* Raw data
start
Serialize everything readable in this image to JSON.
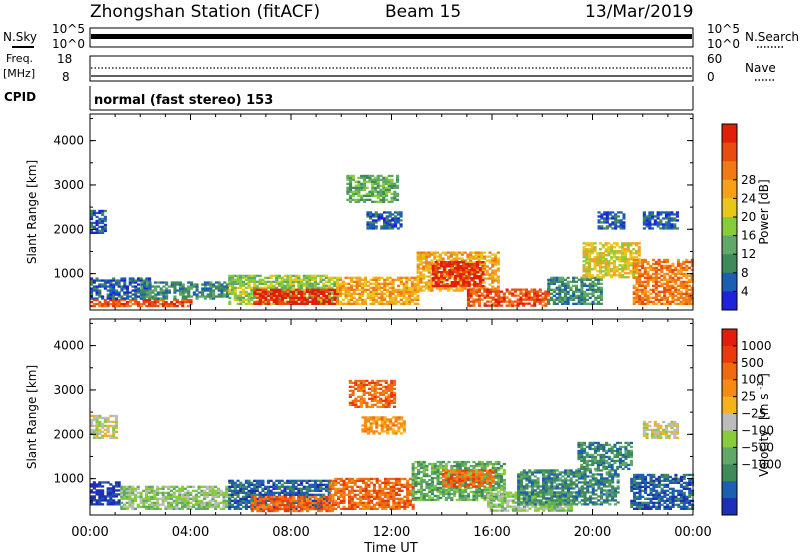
{
  "header": {
    "station": "Zhongshan Station (fitACF)",
    "beam": "Beam 15",
    "date": "13/Mar/2019"
  },
  "strips": {
    "nsky": {
      "label": "N.Sky",
      "ymin_label": "10^0",
      "ymax_label": "10^5"
    },
    "nsearch": {
      "label": "N.Search",
      "ymin_label": "10^0",
      "ymax_label": "10^5"
    },
    "freq": {
      "label_line1": "Freq.",
      "label_line2": "[MHz]",
      "ymin_label": "8",
      "ymax_label": "18"
    },
    "nave": {
      "label": "Nave",
      "ymin_label": "0",
      "ymax_label": "60"
    },
    "cpid": {
      "label": "CPID",
      "text": "normal (fast stereo) 153"
    }
  },
  "chart_data": [
    {
      "type": "heatmap",
      "panel": "power",
      "ylabel": "Slant Range [km]",
      "yticks": [
        "1000",
        "2000",
        "3000",
        "4000"
      ],
      "ylim": [
        180,
        4600
      ],
      "xlim": [
        0,
        24
      ],
      "colorbar": {
        "label": "Power [dB]",
        "ticks": [
          "4",
          "8",
          "12",
          "16",
          "20",
          "24",
          "28"
        ],
        "colors": [
          "#1e22d8",
          "#1c5fb0",
          "#3f8a5a",
          "#5fa86a",
          "#88cc3c",
          "#e8c61a",
          "#f6a11c",
          "#f07a14",
          "#e84c0e",
          "#e01e0a"
        ]
      }
    },
    {
      "type": "heatmap",
      "panel": "velocity",
      "ylabel": "Slant Range [km]",
      "yticks": [
        "1000",
        "2000",
        "3000",
        "4000"
      ],
      "ylim": [
        180,
        4600
      ],
      "xlim": [
        0,
        24
      ],
      "xlabel": "Time UT",
      "xticks": [
        "00:00",
        "04:00",
        "08:00",
        "12:00",
        "16:00",
        "20:00",
        "00:00"
      ],
      "colorbar": {
        "label_main": "Velocity",
        "label_unit": "[m s",
        "label_exp": "-1",
        "label_close": "]",
        "ticks": [
          "1000",
          "500",
          "100",
          "25",
          "-25",
          "-100",
          "-500",
          "-1000"
        ],
        "colors": [
          "#1d2fb5",
          "#1c5fb0",
          "#3f8a5a",
          "#5fa86a",
          "#88cc3c",
          "#bcbcbc",
          "#f6b21c",
          "#f58a14",
          "#f06a12",
          "#e83a0c",
          "#e01e0a"
        ]
      }
    }
  ],
  "echo_regions": {
    "power": [
      {
        "t0": 0.0,
        "t1": 4.0,
        "r0": 250,
        "r1": 420,
        "c": 8
      },
      {
        "t0": 0.0,
        "t1": 2.4,
        "r0": 420,
        "r1": 900,
        "c": 1
      },
      {
        "t0": 0.0,
        "t1": 0.6,
        "r0": 1900,
        "r1": 2400,
        "c": 1
      },
      {
        "t0": 2.0,
        "t1": 5.5,
        "r0": 420,
        "r1": 800,
        "c": 2
      },
      {
        "t0": 5.5,
        "t1": 9.8,
        "r0": 300,
        "r1": 950,
        "c": 4
      },
      {
        "t0": 6.5,
        "t1": 9.8,
        "r0": 300,
        "r1": 650,
        "c": 9
      },
      {
        "t0": 9.8,
        "t1": 13.0,
        "r0": 300,
        "r1": 900,
        "c": 6
      },
      {
        "t0": 10.2,
        "t1": 12.2,
        "r0": 2600,
        "r1": 3200,
        "c": 3
      },
      {
        "t0": 11.0,
        "t1": 12.4,
        "r0": 2000,
        "r1": 2400,
        "c": 1
      },
      {
        "t0": 13.0,
        "t1": 16.2,
        "r0": 600,
        "r1": 1500,
        "c": 6
      },
      {
        "t0": 13.6,
        "t1": 15.6,
        "r0": 700,
        "r1": 1250,
        "c": 9
      },
      {
        "t0": 15.0,
        "t1": 18.2,
        "r0": 260,
        "r1": 650,
        "c": 8
      },
      {
        "t0": 18.2,
        "t1": 20.3,
        "r0": 300,
        "r1": 900,
        "c": 2
      },
      {
        "t0": 19.6,
        "t1": 21.8,
        "r0": 900,
        "r1": 1700,
        "c": 5
      },
      {
        "t0": 20.2,
        "t1": 21.2,
        "r0": 2000,
        "r1": 2400,
        "c": 1
      },
      {
        "t0": 21.6,
        "t1": 24.0,
        "r0": 300,
        "r1": 1300,
        "c": 7
      },
      {
        "t0": 22.0,
        "t1": 23.4,
        "r0": 2000,
        "r1": 2400,
        "c": 1
      }
    ],
    "velocity": [
      {
        "t0": 0.0,
        "t1": 1.2,
        "r0": 400,
        "r1": 900,
        "c": 0
      },
      {
        "t0": 0.0,
        "t1": 1.0,
        "r0": 1900,
        "r1": 2400,
        "c": 5
      },
      {
        "t0": 1.2,
        "t1": 5.5,
        "r0": 300,
        "r1": 800,
        "c": 4
      },
      {
        "t0": 5.5,
        "t1": 9.5,
        "r0": 300,
        "r1": 950,
        "c": 1
      },
      {
        "t0": 6.4,
        "t1": 9.6,
        "r0": 250,
        "r1": 600,
        "c": 8
      },
      {
        "t0": 9.5,
        "t1": 12.8,
        "r0": 300,
        "r1": 1000,
        "c": 8
      },
      {
        "t0": 10.3,
        "t1": 12.1,
        "r0": 2600,
        "r1": 3200,
        "c": 8
      },
      {
        "t0": 10.8,
        "t1": 12.5,
        "r0": 2000,
        "r1": 2400,
        "c": 7
      },
      {
        "t0": 12.8,
        "t1": 16.5,
        "r0": 500,
        "r1": 1400,
        "c": 3
      },
      {
        "t0": 14.0,
        "t1": 16.0,
        "r0": 800,
        "r1": 1200,
        "c": 8
      },
      {
        "t0": 15.8,
        "t1": 19.2,
        "r0": 260,
        "r1": 700,
        "c": 4
      },
      {
        "t0": 17.0,
        "t1": 21.0,
        "r0": 400,
        "r1": 1200,
        "c": 2
      },
      {
        "t0": 19.4,
        "t1": 21.5,
        "r0": 1200,
        "r1": 1800,
        "c": 2
      },
      {
        "t0": 21.5,
        "t1": 24.0,
        "r0": 300,
        "r1": 1100,
        "c": 1
      },
      {
        "t0": 22.0,
        "t1": 23.4,
        "r0": 1900,
        "r1": 2300,
        "c": 5
      }
    ]
  }
}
end
* Written instruction
Leave out the pictures and print each record exactly as it stands.

* Output of the exercise
Serialize everything readable in this image to JSON.
{
  "header": {
    "station": "Zhongshan Station (fitACF)",
    "beam": "Beam 15",
    "date": "13/Mar/2019"
  },
  "strips": {
    "nsky": {
      "label": "N.Sky",
      "ymin_label": "10^0",
      "ymax_label": "10^5"
    },
    "nsearch": {
      "label": "N.Search",
      "ymin_label": "10^0",
      "ymax_label": "10^5"
    },
    "freq": {
      "label_line1": "Freq.",
      "label_line2": "[MHz]",
      "ymin_label": "8",
      "ymax_label": "18"
    },
    "nave": {
      "label": "Nave",
      "ymin_label": "0",
      "ymax_label": "60"
    },
    "cpid": {
      "label": "CPID",
      "text": "normal (fast stereo) 153"
    }
  },
  "chart_data": [
    {
      "type": "heatmap",
      "panel": "power",
      "ylabel": "Slant Range [km]",
      "yticks": [
        "1000",
        "2000",
        "3000",
        "4000"
      ],
      "ylim": [
        180,
        4600
      ],
      "xlim": [
        0,
        24
      ],
      "colorbar": {
        "label": "Power [dB]",
        "ticks": [
          "4",
          "8",
          "12",
          "16",
          "20",
          "24",
          "28"
        ],
        "colors": [
          "#1e22d8",
          "#1c5fb0",
          "#3f8a5a",
          "#5fa86a",
          "#88cc3c",
          "#e8c61a",
          "#f6a11c",
          "#f07a14",
          "#e84c0e",
          "#e01e0a"
        ]
      }
    },
    {
      "type": "heatmap",
      "panel": "velocity",
      "ylabel": "Slant Range [km]",
      "yticks": [
        "1000",
        "2000",
        "3000",
        "4000"
      ],
      "ylim": [
        180,
        4600
      ],
      "xlim": [
        0,
        24
      ],
      "xlabel": "Time UT",
      "xticks": [
        "00:00",
        "04:00",
        "08:00",
        "12:00",
        "16:00",
        "20:00",
        "00:00"
      ],
      "colorbar": {
        "label_main": "Velocity",
        "label_unit": "[m s",
        "label_exp": "-1",
        "label_close": "]",
        "ticks": [
          "1000",
          "500",
          "100",
          "25",
          "-25",
          "-100",
          "-500",
          "-1000"
        ],
        "colors": [
          "#1d2fb5",
          "#1c5fb0",
          "#3f8a5a",
          "#5fa86a",
          "#88cc3c",
          "#bcbcbc",
          "#f6b21c",
          "#f58a14",
          "#f06a12",
          "#e83a0c",
          "#e01e0a"
        ]
      }
    }
  ],
  "echo_regions": {
    "power": [
      {
        "t0": 0.0,
        "t1": 4.0,
        "r0": 250,
        "r1": 420,
        "c": 8
      },
      {
        "t0": 0.0,
        "t1": 2.4,
        "r0": 420,
        "r1": 900,
        "c": 1
      },
      {
        "t0": 0.0,
        "t1": 0.6,
        "r0": 1900,
        "r1": 2400,
        "c": 1
      },
      {
        "t0": 2.0,
        "t1": 5.5,
        "r0": 420,
        "r1": 800,
        "c": 2
      },
      {
        "t0": 5.5,
        "t1": 9.8,
        "r0": 300,
        "r1": 950,
        "c": 4
      },
      {
        "t0": 6.5,
        "t1": 9.8,
        "r0": 300,
        "r1": 650,
        "c": 9
      },
      {
        "t0": 9.8,
        "t1": 13.0,
        "r0": 300,
        "r1": 900,
        "c": 6
      },
      {
        "t0": 10.2,
        "t1": 12.2,
        "r0": 2600,
        "r1": 3200,
        "c": 3
      },
      {
        "t0": 11.0,
        "t1": 12.4,
        "r0": 2000,
        "r1": 2400,
        "c": 1
      },
      {
        "t0": 13.0,
        "t1": 16.2,
        "r0": 600,
        "r1": 1500,
        "c": 6
      },
      {
        "t0": 13.6,
        "t1": 15.6,
        "r0": 700,
        "r1": 1250,
        "c": 9
      },
      {
        "t0": 15.0,
        "t1": 18.2,
        "r0": 260,
        "r1": 650,
        "c": 8
      },
      {
        "t0": 18.2,
        "t1": 20.3,
        "r0": 300,
        "r1": 900,
        "c": 2
      },
      {
        "t0": 19.6,
        "t1": 21.8,
        "r0": 900,
        "r1": 1700,
        "c": 5
      },
      {
        "t0": 20.2,
        "t1": 21.2,
        "r0": 2000,
        "r1": 2400,
        "c": 1
      },
      {
        "t0": 21.6,
        "t1": 24.0,
        "r0": 300,
        "r1": 1300,
        "c": 7
      },
      {
        "t0": 22.0,
        "t1": 23.4,
        "r0": 2000,
        "r1": 2400,
        "c": 1
      }
    ],
    "velocity": [
      {
        "t0": 0.0,
        "t1": 1.2,
        "r0": 400,
        "r1": 900,
        "c": 0
      },
      {
        "t0": 0.0,
        "t1": 1.0,
        "r0": 1900,
        "r1": 2400,
        "c": 5
      },
      {
        "t0": 1.2,
        "t1": 5.5,
        "r0": 300,
        "r1": 800,
        "c": 4
      },
      {
        "t0": 5.5,
        "t1": 9.5,
        "r0": 300,
        "r1": 950,
        "c": 1
      },
      {
        "t0": 6.4,
        "t1": 9.6,
        "r0": 250,
        "r1": 600,
        "c": 8
      },
      {
        "t0": 9.5,
        "t1": 12.8,
        "r0": 300,
        "r1": 1000,
        "c": 8
      },
      {
        "t0": 10.3,
        "t1": 12.1,
        "r0": 2600,
        "r1": 3200,
        "c": 8
      },
      {
        "t0": 10.8,
        "t1": 12.5,
        "r0": 2000,
        "r1": 2400,
        "c": 7
      },
      {
        "t0": 12.8,
        "t1": 16.5,
        "r0": 500,
        "r1": 1400,
        "c": 3
      },
      {
        "t0": 14.0,
        "t1": 16.0,
        "r0": 800,
        "r1": 1200,
        "c": 8
      },
      {
        "t0": 15.8,
        "t1": 19.2,
        "r0": 260,
        "r1": 700,
        "c": 4
      },
      {
        "t0": 17.0,
        "t1": 21.0,
        "r0": 400,
        "r1": 1200,
        "c": 2
      },
      {
        "t0": 19.4,
        "t1": 21.5,
        "r0": 1200,
        "r1": 1800,
        "c": 2
      },
      {
        "t0": 21.5,
        "t1": 24.0,
        "r0": 300,
        "r1": 1100,
        "c": 1
      },
      {
        "t0": 22.0,
        "t1": 23.4,
        "r0": 1900,
        "r1": 2300,
        "c": 5
      }
    ]
  }
}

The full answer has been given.